### Your instructions
Check each line of the records below for the string "ylabel", then state how many lines contain it, with no other output.

═══ Record excerpts ═══

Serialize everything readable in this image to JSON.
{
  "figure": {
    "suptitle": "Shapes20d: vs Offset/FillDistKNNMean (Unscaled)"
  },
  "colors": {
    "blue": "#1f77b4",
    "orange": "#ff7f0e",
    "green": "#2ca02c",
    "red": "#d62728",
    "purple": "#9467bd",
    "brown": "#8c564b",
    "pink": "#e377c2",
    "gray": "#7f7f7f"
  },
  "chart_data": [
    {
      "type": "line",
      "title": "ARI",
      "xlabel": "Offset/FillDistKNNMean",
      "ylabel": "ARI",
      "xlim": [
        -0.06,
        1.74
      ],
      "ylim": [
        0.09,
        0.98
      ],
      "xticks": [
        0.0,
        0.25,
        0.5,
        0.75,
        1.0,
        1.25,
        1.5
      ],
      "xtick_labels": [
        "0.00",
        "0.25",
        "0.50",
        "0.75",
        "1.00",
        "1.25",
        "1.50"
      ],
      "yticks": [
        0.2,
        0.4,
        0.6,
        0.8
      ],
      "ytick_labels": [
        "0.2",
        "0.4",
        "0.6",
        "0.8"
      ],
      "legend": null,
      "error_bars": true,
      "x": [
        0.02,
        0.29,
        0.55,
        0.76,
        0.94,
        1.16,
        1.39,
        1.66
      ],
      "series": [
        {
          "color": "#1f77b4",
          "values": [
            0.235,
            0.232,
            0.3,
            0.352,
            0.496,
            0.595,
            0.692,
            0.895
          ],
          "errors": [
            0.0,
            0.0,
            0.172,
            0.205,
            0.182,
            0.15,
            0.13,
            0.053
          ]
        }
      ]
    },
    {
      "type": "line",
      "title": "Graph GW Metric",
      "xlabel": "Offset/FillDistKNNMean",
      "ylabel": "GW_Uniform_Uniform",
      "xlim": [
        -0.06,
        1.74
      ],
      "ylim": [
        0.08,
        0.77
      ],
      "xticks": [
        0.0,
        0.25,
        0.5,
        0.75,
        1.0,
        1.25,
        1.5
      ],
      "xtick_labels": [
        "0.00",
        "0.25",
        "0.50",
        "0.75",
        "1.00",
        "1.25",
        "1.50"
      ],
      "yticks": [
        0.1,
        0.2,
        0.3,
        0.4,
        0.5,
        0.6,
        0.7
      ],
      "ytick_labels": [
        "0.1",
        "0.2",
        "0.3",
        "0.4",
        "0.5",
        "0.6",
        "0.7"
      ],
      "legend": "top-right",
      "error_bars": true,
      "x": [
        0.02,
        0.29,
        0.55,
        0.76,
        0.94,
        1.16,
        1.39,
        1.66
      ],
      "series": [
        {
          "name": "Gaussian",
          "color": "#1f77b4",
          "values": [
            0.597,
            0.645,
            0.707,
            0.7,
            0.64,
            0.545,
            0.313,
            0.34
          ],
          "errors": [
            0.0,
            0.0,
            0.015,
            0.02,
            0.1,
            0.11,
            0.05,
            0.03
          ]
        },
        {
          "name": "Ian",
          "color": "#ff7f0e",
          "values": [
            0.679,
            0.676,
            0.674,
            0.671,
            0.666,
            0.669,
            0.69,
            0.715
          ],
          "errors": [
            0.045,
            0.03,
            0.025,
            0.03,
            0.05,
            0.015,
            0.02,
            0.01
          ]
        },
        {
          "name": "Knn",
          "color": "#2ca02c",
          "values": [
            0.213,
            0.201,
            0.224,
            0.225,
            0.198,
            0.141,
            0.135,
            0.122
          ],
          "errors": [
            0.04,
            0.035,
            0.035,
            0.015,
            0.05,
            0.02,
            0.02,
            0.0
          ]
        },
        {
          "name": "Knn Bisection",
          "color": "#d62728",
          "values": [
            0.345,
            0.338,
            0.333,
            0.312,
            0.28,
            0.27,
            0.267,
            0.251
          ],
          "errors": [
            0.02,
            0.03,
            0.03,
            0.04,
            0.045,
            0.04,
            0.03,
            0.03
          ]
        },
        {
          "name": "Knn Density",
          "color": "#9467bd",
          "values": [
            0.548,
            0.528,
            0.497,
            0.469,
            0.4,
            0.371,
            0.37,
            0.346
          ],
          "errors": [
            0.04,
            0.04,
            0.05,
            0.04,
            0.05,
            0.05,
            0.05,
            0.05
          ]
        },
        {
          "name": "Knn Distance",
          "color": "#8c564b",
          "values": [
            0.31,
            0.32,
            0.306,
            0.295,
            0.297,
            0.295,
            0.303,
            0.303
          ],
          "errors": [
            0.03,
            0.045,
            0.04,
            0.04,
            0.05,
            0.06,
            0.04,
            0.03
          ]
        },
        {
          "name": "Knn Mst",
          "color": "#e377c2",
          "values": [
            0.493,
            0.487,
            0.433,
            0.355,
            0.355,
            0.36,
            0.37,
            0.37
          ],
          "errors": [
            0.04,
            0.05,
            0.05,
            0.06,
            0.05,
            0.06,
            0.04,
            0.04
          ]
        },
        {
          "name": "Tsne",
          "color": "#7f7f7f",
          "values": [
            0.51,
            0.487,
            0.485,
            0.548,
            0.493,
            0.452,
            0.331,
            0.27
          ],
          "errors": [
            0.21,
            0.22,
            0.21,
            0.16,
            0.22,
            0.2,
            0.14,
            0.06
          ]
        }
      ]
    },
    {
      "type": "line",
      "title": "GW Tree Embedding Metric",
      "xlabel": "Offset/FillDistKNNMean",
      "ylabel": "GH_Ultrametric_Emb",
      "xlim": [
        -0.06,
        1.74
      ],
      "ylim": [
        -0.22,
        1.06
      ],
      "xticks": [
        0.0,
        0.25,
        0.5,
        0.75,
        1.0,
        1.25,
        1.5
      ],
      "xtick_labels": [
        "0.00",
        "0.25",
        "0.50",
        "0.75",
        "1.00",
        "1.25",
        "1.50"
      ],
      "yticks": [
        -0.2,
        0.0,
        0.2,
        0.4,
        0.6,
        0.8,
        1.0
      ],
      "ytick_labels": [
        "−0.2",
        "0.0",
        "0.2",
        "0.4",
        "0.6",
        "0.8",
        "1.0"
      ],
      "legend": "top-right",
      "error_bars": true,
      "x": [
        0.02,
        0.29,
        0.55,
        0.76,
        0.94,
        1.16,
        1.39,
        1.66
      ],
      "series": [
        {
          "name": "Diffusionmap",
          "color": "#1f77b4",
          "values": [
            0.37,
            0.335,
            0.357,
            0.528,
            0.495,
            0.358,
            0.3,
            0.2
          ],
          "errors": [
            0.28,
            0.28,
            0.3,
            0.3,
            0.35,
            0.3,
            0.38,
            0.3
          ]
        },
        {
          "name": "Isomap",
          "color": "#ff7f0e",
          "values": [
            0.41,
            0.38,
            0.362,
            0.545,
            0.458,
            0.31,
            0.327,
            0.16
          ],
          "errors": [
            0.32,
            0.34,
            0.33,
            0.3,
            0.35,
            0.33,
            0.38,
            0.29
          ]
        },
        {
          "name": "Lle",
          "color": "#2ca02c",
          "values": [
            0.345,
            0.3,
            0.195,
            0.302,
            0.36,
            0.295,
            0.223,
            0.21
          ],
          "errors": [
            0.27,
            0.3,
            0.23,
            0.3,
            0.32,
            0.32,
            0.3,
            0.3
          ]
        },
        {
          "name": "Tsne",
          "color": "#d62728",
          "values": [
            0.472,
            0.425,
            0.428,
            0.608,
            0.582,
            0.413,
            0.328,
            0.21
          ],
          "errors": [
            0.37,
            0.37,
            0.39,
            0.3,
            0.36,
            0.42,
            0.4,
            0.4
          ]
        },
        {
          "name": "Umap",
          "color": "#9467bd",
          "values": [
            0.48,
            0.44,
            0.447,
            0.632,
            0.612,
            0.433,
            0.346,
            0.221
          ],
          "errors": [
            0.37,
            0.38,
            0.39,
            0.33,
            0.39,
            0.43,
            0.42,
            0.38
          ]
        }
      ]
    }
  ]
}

═══

### Written response
3